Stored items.
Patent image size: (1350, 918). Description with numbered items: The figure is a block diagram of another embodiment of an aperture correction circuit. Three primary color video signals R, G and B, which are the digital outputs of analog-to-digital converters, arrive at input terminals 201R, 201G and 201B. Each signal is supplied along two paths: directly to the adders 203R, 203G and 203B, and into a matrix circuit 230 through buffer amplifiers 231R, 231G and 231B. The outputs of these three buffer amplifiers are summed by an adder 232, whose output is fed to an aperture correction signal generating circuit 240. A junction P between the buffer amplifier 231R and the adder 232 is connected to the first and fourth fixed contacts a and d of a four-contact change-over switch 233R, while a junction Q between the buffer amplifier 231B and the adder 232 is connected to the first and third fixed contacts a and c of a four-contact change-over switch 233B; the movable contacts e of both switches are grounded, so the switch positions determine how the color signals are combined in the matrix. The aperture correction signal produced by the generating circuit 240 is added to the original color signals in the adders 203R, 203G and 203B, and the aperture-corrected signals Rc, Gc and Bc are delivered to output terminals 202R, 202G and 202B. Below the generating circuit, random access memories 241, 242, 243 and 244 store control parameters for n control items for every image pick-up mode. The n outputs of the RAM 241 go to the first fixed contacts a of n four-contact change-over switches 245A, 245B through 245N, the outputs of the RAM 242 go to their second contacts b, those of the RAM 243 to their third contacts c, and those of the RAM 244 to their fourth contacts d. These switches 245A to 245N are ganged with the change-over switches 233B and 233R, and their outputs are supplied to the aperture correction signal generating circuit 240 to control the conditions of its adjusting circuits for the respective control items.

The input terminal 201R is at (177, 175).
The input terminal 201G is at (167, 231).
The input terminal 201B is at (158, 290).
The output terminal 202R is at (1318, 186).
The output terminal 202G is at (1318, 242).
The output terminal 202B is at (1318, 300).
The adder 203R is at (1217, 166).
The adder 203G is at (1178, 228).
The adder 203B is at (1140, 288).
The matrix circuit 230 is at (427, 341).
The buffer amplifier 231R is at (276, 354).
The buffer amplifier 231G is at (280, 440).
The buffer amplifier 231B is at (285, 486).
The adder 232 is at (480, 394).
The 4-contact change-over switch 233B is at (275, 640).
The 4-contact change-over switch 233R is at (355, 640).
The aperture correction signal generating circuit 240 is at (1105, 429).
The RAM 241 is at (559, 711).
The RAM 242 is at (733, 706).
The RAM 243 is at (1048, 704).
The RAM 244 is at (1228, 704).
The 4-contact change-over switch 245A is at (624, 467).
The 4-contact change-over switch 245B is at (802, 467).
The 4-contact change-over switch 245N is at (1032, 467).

What is asked. Can you extract every line above and reproduce each one verbatim?

In response.
Patent image size: (1350, 918). Description with numbered items: The figure is a block diagram of another embodiment of an aperture correction circuit. Three primary color video signals R, G and B, which are the digital outputs of analog-to-digital converters, arrive at input terminals 201R, 201G and 201B. Each signal is supplied along two paths: directly to the adders 203R, 203G and 203B, and into a matrix circuit 230 through buffer amplifiers 231R, 231G and 231B. The outputs of these three buffer amplifiers are summed by an adder 232, whose output is fed to an aperture correction signal generating circuit 240. A junction P between the buffer amplifier 231R and the adder 232 is connected to the first and fourth fixed contacts a and d of a four-contact change-over switch 233R, while a junction Q between the buffer amplifier 231B and the adder 232 is connected to the first and third fixed contacts a and c of a four-contact change-over switch 233B; the movable contacts e of both switches are grounded, so the switch positions determine how the color signals are combined in the matrix. The aperture correction signal produced by the generating circuit 240 is added to the original color signals in the adders 203R, 203G and 203B, and the aperture-corrected signals Rc, Gc and Bc are delivered to output terminals 202R, 202G and 202B. Below the generating circuit, random access memories 241, 242, 243 and 244 store control parameters for n control items for every image pick-up mode. The n outputs of the RAM 241 go to the first fixed contacts a of n four-contact change-over switches 245A, 245B through 245N, the outputs of the RAM 242 go to their second contacts b, those of the RAM 243 to their third contacts c, and those of the RAM 244 to their fourth contacts d. These switches 245A to 245N are ganged with the change-over switches 233B and 233R, and their outputs are supplied to the aperture correction signal generating circuit 240 to control the conditions of its adjusting circuits for the respective control items.

The input terminal 201R is at (177, 175).
The input terminal 201G is at (167, 231).
The input terminal 201B is at (158, 290).
The output terminal 202R is at (1318, 186).
The output terminal 202G is at (1318, 242).
The output terminal 202B is at (1318, 300).
The adder 203R is at (1217, 166).
The adder 203G is at (1178, 228).
The adder 203B is at (1140, 288).
The matrix circuit 230 is at (427, 341).
The buffer amplifier 231R is at (276, 354).
The buffer amplifier 231G is at (280, 440).
The buffer amplifier 231B is at (285, 486).
The adder 232 is at (480, 394).
The 4-contact change-over switch 233B is at (275, 640).
The 4-contact change-over switch 233R is at (355, 640).
The aperture correction signal generating circuit 240 is at (1105, 429).
The RAM 241 is at (559, 711).
The RAM 242 is at (733, 706).
The RAM 243 is at (1048, 704).
The RAM 244 is at (1228, 704).
The 4-contact change-over switch 245A is at (624, 467).
The 4-contact change-over switch 245B is at (802, 467).
The 4-contact change-over switch 245N is at (1032, 467).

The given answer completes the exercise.